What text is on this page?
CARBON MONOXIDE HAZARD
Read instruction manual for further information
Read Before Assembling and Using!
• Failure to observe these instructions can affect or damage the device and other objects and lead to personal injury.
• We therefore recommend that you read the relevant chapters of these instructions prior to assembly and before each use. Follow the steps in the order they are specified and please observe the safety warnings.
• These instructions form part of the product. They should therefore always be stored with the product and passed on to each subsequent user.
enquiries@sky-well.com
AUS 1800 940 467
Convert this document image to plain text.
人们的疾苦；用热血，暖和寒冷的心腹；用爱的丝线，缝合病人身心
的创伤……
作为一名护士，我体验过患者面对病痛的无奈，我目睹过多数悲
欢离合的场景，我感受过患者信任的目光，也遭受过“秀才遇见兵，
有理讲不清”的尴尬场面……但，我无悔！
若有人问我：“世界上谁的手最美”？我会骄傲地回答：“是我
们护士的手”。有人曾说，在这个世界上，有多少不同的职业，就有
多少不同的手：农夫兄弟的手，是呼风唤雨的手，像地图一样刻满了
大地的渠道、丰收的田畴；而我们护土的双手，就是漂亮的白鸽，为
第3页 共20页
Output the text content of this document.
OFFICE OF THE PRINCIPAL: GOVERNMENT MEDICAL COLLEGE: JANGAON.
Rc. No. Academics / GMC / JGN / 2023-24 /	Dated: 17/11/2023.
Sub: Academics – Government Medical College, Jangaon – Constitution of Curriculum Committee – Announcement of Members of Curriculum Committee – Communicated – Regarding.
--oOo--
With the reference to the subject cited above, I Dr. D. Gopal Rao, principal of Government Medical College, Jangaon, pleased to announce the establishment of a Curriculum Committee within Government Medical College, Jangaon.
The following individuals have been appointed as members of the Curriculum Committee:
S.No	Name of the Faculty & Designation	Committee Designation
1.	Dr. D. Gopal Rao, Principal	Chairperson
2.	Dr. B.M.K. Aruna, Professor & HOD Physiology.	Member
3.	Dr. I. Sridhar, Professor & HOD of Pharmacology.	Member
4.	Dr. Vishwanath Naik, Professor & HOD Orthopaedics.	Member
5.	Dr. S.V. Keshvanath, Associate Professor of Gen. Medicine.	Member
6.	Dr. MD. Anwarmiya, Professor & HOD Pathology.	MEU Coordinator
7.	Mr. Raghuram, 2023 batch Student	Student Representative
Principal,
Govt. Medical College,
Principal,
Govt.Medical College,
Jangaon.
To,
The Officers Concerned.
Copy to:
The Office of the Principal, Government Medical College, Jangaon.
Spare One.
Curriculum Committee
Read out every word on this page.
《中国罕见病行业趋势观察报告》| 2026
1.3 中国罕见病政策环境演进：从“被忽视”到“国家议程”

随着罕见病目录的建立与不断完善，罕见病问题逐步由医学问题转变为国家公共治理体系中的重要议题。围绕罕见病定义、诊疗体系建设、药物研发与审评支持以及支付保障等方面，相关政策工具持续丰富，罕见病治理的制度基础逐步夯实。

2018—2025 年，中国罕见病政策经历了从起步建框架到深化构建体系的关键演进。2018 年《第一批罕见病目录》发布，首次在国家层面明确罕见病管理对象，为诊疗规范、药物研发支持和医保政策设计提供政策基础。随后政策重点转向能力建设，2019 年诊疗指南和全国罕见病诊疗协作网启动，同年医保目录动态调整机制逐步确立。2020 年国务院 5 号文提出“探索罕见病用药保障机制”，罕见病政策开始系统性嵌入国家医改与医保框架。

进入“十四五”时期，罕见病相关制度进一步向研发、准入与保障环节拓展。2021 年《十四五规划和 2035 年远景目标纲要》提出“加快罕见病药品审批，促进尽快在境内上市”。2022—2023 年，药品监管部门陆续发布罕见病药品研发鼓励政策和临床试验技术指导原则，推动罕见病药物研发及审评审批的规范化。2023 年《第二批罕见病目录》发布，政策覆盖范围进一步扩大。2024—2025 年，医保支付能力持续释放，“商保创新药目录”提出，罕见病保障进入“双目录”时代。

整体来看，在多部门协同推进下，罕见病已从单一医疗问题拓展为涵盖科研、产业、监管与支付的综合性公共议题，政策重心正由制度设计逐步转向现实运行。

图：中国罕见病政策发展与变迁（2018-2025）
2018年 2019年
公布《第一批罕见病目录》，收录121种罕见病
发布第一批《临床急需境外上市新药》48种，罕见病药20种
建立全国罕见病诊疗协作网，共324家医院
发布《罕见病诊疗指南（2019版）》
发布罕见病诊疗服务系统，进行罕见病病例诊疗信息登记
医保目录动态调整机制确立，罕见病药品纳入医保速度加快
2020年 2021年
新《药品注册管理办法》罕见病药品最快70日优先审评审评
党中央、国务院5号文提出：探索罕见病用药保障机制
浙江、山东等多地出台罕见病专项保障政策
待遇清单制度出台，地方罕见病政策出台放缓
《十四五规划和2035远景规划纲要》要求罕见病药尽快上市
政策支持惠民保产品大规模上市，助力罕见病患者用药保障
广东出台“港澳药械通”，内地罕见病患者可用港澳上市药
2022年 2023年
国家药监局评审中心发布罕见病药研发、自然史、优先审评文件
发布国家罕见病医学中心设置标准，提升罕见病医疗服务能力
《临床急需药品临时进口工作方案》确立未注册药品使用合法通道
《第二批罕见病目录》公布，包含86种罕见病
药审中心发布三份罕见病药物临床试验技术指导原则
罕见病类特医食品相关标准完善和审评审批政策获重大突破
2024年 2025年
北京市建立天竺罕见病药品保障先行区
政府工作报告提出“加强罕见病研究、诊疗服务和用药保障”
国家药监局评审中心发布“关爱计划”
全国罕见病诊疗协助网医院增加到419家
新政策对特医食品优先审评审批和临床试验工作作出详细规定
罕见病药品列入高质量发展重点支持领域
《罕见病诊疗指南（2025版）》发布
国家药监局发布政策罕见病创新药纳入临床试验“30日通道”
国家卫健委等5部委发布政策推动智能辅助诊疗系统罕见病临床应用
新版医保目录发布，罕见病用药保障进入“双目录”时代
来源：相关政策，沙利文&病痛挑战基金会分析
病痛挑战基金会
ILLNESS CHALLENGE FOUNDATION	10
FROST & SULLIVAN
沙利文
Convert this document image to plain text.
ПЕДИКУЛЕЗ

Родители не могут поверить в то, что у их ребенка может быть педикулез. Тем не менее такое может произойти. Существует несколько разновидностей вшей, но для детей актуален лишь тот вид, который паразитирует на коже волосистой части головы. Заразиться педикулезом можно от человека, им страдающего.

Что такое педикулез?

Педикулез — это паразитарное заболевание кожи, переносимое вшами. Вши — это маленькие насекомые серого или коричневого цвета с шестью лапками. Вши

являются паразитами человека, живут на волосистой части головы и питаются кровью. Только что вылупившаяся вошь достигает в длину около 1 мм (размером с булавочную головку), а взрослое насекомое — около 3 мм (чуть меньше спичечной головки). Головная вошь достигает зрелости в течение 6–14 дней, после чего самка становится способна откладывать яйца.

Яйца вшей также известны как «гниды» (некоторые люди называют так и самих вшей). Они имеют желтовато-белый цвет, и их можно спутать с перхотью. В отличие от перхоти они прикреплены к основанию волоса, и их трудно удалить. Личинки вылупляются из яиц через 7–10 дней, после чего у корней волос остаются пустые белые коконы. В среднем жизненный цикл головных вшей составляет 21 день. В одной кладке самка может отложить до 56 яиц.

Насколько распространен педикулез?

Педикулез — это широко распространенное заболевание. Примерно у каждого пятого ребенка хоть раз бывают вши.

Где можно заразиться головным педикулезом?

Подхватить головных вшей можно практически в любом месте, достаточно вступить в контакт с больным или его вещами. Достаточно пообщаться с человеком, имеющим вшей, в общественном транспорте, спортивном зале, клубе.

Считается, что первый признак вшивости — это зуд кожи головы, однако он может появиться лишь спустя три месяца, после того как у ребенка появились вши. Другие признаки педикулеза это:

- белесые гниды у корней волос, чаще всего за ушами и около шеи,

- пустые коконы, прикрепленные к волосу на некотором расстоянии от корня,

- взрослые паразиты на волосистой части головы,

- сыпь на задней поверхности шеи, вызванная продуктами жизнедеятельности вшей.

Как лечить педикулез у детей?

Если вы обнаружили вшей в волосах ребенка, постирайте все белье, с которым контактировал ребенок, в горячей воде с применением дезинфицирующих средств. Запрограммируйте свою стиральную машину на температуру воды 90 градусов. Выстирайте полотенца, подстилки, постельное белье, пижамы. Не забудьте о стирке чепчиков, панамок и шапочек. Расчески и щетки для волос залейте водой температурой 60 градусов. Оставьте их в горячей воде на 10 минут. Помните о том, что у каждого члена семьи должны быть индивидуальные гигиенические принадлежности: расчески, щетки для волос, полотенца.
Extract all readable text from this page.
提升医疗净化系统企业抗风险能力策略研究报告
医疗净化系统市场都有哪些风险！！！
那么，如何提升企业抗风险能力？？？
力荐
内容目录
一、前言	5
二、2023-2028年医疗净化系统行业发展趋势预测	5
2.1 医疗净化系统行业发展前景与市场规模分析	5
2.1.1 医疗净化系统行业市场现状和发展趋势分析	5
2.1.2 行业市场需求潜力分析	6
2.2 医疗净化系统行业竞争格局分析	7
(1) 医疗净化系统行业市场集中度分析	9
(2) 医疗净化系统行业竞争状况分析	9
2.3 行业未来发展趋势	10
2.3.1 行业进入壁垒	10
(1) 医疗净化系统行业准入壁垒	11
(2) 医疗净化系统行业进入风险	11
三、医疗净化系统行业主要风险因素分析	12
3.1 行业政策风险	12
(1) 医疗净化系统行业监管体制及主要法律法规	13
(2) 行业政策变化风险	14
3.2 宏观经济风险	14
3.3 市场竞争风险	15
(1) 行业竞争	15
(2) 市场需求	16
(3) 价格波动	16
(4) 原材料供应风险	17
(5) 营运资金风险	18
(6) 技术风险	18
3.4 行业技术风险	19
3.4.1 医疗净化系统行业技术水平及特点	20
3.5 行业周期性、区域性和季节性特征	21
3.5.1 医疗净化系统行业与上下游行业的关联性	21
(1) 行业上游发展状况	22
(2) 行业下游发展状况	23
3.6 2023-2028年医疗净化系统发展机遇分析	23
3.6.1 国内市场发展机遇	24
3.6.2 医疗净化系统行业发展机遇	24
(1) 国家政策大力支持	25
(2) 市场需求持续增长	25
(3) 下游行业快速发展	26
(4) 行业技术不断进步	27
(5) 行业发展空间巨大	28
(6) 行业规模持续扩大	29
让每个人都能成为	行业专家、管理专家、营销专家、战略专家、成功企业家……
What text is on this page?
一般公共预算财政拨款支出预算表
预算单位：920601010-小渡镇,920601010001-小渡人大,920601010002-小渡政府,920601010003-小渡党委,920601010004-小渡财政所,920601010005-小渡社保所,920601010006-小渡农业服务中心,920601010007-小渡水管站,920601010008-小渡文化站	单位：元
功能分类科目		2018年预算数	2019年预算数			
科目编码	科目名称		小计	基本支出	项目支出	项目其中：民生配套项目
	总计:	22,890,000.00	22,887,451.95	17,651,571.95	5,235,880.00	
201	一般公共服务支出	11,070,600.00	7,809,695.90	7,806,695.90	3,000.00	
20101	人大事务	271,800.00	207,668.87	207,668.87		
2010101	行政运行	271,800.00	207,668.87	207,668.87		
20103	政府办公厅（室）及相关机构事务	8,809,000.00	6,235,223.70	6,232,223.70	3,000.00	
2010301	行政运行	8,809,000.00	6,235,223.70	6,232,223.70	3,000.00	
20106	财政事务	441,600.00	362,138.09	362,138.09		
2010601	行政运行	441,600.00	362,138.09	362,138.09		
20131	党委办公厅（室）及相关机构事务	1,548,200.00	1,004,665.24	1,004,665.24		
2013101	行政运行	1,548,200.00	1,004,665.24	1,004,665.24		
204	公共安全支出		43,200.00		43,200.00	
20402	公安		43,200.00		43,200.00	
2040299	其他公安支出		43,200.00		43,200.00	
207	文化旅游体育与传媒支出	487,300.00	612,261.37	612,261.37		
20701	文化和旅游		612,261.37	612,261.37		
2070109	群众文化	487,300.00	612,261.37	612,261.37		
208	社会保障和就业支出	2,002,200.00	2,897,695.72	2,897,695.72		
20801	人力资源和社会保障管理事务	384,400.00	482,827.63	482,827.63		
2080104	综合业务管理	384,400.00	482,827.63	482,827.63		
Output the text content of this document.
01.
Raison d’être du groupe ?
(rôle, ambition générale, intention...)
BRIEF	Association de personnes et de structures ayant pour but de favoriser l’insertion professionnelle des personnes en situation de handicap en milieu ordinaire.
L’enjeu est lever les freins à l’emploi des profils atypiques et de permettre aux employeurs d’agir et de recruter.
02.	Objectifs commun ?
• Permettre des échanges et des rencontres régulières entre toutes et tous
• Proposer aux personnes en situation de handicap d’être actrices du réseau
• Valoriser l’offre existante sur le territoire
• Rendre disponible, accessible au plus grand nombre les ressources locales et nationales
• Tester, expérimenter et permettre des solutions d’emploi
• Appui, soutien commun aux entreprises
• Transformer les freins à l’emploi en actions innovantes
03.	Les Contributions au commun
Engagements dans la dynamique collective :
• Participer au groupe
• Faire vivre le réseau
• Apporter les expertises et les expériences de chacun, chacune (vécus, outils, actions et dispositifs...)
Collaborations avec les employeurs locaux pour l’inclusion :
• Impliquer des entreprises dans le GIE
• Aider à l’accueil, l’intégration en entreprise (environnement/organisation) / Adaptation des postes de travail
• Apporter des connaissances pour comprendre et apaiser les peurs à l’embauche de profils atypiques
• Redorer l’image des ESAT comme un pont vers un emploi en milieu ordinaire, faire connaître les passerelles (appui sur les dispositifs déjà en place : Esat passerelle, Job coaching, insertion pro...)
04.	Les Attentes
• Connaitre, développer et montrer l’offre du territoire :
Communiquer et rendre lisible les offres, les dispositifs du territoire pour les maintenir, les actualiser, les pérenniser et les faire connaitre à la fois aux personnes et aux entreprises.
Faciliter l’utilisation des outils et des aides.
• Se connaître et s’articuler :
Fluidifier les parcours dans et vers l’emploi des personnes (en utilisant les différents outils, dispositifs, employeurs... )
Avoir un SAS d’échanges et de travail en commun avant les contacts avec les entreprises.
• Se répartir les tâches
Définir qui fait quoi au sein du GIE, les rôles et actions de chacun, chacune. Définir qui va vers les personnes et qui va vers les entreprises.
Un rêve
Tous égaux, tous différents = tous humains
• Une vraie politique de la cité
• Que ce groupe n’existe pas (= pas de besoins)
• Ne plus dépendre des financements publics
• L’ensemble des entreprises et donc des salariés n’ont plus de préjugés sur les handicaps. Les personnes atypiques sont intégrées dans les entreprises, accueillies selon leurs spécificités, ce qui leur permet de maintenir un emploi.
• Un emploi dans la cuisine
---+---
● Aim
Of the lines in the listing above, how many hold the string "employeurs"? Reply with the number only.

● Solution for this exercise
3